Short task =
Collect all lines containing the word "What" from the data.

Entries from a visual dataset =
▬▬▬

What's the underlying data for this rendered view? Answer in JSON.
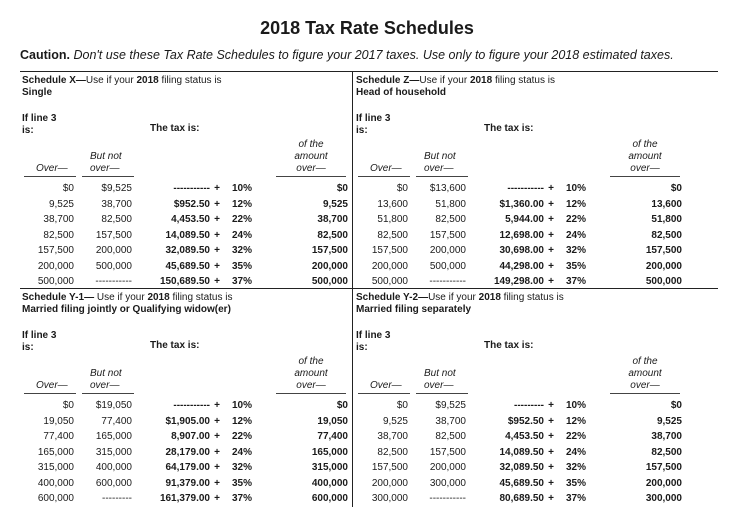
{
  "document": {
    "title": "2018 Tax Rate Schedules",
    "caution_label": "Caution.",
    "caution_text": " Don't use these Tax Rate Schedules to figure your 2017 taxes. Use only to figure your 2018 estimated taxes."
  },
  "labels": {
    "if_line": "If line 3",
    "is": "is:",
    "tax_is": "The tax is:",
    "of_the": "of the",
    "amount": "amount",
    "over_col": "over—",
    "over": "Over—",
    "but_not": "But not",
    "over_lower": "over—"
  },
  "schedules": [
    {
      "header_prefix": "Schedule X—",
      "header_middle": "Use if your ",
      "header_year": "2018",
      "header_suffix": " filing status is",
      "status": "Single",
      "rows": [
        {
          "over": "$0",
          "not_over": "$9,525",
          "base": "-----------",
          "rate": "10%",
          "amount": "$0"
        },
        {
          "over": "9,525",
          "not_over": "38,700",
          "base": "$952.50",
          "rate": "12%",
          "amount": "9,525"
        },
        {
          "over": "38,700",
          "not_over": "82,500",
          "base": "4,453.50",
          "rate": "22%",
          "amount": "38,700"
        },
        {
          "over": "82,500",
          "not_over": "157,500",
          "base": "14,089.50",
          "rate": "24%",
          "amount": "82,500"
        },
        {
          "over": "157,500",
          "not_over": "200,000",
          "base": "32,089.50",
          "rate": "32%",
          "amount": "157,500"
        },
        {
          "over": "200,000",
          "not_over": "500,000",
          "base": "45,689.50",
          "rate": "35%",
          "amount": "200,000"
        },
        {
          "over": "500,000",
          "not_over": "-----------",
          "base": "150,689.50",
          "rate": "37%",
          "amount": "500,000"
        }
      ]
    },
    {
      "header_prefix": "Schedule Z—",
      "header_middle": "Use if your ",
      "header_year": "2018",
      "header_suffix": " filing status is",
      "status": "Head of household",
      "rows": [
        {
          "over": "$0",
          "not_over": "$13,600",
          "base": "-----------",
          "rate": "10%",
          "amount": "$0"
        },
        {
          "over": "13,600",
          "not_over": "51,800",
          "base": "$1,360.00",
          "rate": "12%",
          "amount": "13,600"
        },
        {
          "over": "51,800",
          "not_over": "82,500",
          "base": "5,944.00",
          "rate": "22%",
          "amount": "51,800"
        },
        {
          "over": "82,500",
          "not_over": "157,500",
          "base": "12,698.00",
          "rate": "24%",
          "amount": "82,500"
        },
        {
          "over": "157,500",
          "not_over": "200,000",
          "base": "30,698.00",
          "rate": "32%",
          "amount": "157,500"
        },
        {
          "over": "200,000",
          "not_over": "500,000",
          "base": "44,298.00",
          "rate": "35%",
          "amount": "200,000"
        },
        {
          "over": "500,000",
          "not_over": "-----------",
          "base": "149,298.00",
          "rate": "37%",
          "amount": "500,000"
        }
      ]
    },
    {
      "header_prefix": "Schedule Y-1—",
      "header_middle": " Use if your ",
      "header_year": "2018",
      "header_suffix": " filing status is",
      "status": "Married filing jointly or Qualifying widow(er)",
      "rows": [
        {
          "over": "$0",
          "not_over": "$19,050",
          "base": "-----------",
          "rate": "10%",
          "amount": "$0"
        },
        {
          "over": "19,050",
          "not_over": "77,400",
          "base": "$1,905.00",
          "rate": "12%",
          "amount": "19,050"
        },
        {
          "over": "77,400",
          "not_over": "165,000",
          "base": "8,907.00",
          "rate": "22%",
          "amount": "77,400"
        },
        {
          "over": "165,000",
          "not_over": "315,000",
          "base": "28,179.00",
          "rate": "24%",
          "amount": "165,000"
        },
        {
          "over": "315,000",
          "not_over": "400,000",
          "base": "64,179.00",
          "rate": "32%",
          "amount": "315,000"
        },
        {
          "over": "400,000",
          "not_over": "600,000",
          "base": "91,379.00",
          "rate": "35%",
          "amount": "400,000"
        },
        {
          "over": "600,000",
          "not_over": "---------",
          "base": "161,379.00",
          "rate": "37%",
          "amount": "600,000"
        }
      ]
    },
    {
      "header_prefix": "Schedule Y-2—",
      "header_middle": "Use if your ",
      "header_year": "2018",
      "header_suffix": " filing status is",
      "status": "Married filing separately",
      "rows": [
        {
          "over": "$0",
          "not_over": "$9,525",
          "base": "---------",
          "rate": "10%",
          "amount": "$0"
        },
        {
          "over": "9,525",
          "not_over": "38,700",
          "base": "$952.50",
          "rate": "12%",
          "amount": "9,525"
        },
        {
          "over": "38,700",
          "not_over": "82,500",
          "base": "4,453.50",
          "rate": "22%",
          "amount": "38,700"
        },
        {
          "over": "82,500",
          "not_over": "157,500",
          "base": "14,089.50",
          "rate": "24%",
          "amount": "82,500"
        },
        {
          "over": "157,500",
          "not_over": "200,000",
          "base": "32,089.50",
          "rate": "32%",
          "amount": "157,500"
        },
        {
          "over": "200,000",
          "not_over": "300,000",
          "base": "45,689.50",
          "rate": "35%",
          "amount": "200,000"
        },
        {
          "over": "300,000",
          "not_over": "-----------",
          "base": "80,689.50",
          "rate": "37%",
          "amount": "300,000"
        }
      ]
    }
  ]
}
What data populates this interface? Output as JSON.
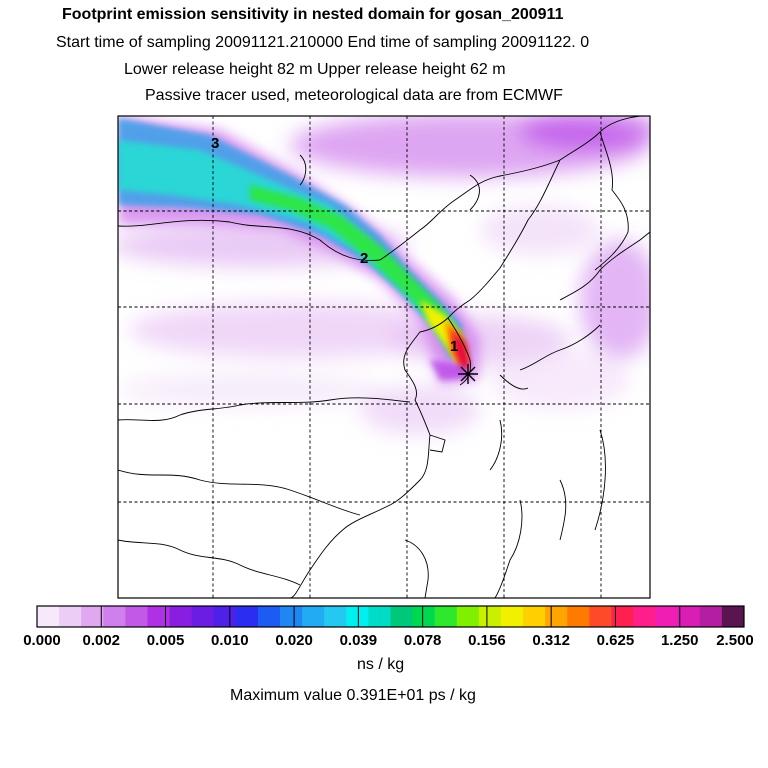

▬▬▬

Result of the exercise =
What's the underlying data for this rendered view? Answer in JSON.
What data populates this interface? Output as JSON.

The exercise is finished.